(Stored records)
━━━━━━

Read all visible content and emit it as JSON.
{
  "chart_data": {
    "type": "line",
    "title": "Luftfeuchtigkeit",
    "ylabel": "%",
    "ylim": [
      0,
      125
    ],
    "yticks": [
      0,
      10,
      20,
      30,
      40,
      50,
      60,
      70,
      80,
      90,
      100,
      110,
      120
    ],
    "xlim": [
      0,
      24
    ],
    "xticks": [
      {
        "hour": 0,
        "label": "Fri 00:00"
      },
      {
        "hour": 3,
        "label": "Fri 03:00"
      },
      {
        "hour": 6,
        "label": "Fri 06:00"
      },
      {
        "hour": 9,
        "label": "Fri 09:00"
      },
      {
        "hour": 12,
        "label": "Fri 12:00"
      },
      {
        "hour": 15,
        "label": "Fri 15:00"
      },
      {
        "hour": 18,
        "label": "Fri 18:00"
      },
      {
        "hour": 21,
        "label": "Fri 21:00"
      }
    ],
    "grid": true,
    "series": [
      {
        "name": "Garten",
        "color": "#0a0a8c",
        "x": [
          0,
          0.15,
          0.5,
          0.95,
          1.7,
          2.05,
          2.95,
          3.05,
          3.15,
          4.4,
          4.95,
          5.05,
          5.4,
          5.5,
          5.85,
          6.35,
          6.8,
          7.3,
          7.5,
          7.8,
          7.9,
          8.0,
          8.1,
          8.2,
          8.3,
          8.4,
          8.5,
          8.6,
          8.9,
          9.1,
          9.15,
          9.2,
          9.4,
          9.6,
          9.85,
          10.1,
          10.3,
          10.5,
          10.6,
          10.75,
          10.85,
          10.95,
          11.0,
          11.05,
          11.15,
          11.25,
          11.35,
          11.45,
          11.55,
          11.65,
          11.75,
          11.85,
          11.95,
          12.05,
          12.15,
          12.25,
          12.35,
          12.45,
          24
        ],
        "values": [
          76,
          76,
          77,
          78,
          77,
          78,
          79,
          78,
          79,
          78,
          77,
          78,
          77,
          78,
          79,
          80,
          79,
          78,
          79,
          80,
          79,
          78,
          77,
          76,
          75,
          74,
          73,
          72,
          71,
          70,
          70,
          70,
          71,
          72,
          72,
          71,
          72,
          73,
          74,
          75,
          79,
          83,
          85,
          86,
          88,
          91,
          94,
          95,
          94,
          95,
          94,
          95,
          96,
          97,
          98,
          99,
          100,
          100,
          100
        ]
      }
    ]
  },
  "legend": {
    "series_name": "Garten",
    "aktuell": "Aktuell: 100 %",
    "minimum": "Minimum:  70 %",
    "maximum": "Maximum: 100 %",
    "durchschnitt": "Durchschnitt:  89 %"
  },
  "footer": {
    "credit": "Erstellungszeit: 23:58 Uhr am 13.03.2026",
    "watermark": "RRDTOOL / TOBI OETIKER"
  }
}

━━━━━━

## What the exercise asks
Copy every line verbatim.

## Solution below
Read all visible content and emit it as JSON.
{
  "chart_data": {
    "type": "line",
    "title": "Luftfeuchtigkeit",
    "ylabel": "%",
    "ylim": [
      0,
      125
    ],
    "yticks": [
      0,
      10,
      20,
      30,
      40,
      50,
      60,
      70,
      80,
      90,
      100,
      110,
      120
    ],
    "xlim": [
      0,
      24
    ],
    "xticks": [
      {
        "hour": 0,
        "label": "Fri 00:00"
      },
      {
        "hour": 3,
        "label": "Fri 03:00"
      },
      {
        "hour": 6,
        "label": "Fri 06:00"
      },
      {
        "hour": 9,
        "label": "Fri 09:00"
      },
      {
        "hour": 12,
        "label": "Fri 12:00"
      },
      {
        "hour": 15,
        "label": "Fri 15:00"
      },
      {
        "hour": 18,
        "label": "Fri 18:00"
      },
      {
        "hour": 21,
        "label": "Fri 21:00"
      }
    ],
    "grid": true,
    "series": [
      {
        "name": "Garten",
        "color": "#0a0a8c",
        "x": [
          0,
          0.15,
          0.5,
          0.95,
          1.7,
          2.05,
          2.95,
          3.05,
          3.15,
          4.4,
          4.95,
          5.05,
          5.4,
          5.5,
          5.85,
          6.35,
          6.8,
          7.3,
          7.5,
          7.8,
          7.9,
          8.0,
          8.1,
          8.2,
          8.3,
          8.4,
          8.5,
          8.6,
          8.9,
          9.1,
          9.15,
          9.2,
          9.4,
          9.6,
          9.85,
          10.1,
          10.3,
          10.5,
          10.6,
          10.75,
          10.85,
          10.95,
          11.0,
          11.05,
          11.15,
          11.25,
          11.35,
          11.45,
          11.55,
          11.65,
          11.75,
          11.85,
          11.95,
          12.05,
          12.15,
          12.25,
          12.35,
          12.45,
          24
        ],
        "values": [
          76,
          76,
          77,
          78,
          77,
          78,
          79,
          78,
          79,
          78,
          77,
          78,
          77,
          78,
          79,
          80,
          79,
          78,
          79,
          80,
          79,
          78,
          77,
          76,
          75,
          74,
          73,
          72,
          71,
          70,
          70,
          70,
          71,
          72,
          72,
          71,
          72,
          73,
          74,
          75,
          79,
          83,
          85,
          86,
          88,
          91,
          94,
          95,
          94,
          95,
          94,
          95,
          96,
          97,
          98,
          99,
          100,
          100,
          100
        ]
      }
    ]
  },
  "legend": {
    "series_name": "Garten",
    "aktuell": "Aktuell: 100 %",
    "minimum": "Minimum:  70 %",
    "maximum": "Maximum: 100 %",
    "durchschnitt": "Durchschnitt:  89 %"
  },
  "footer": {
    "credit": "Erstellungszeit: 23:58 Uhr am 13.03.2026",
    "watermark": "RRDTOOL / TOBI OETIKER"
  }
}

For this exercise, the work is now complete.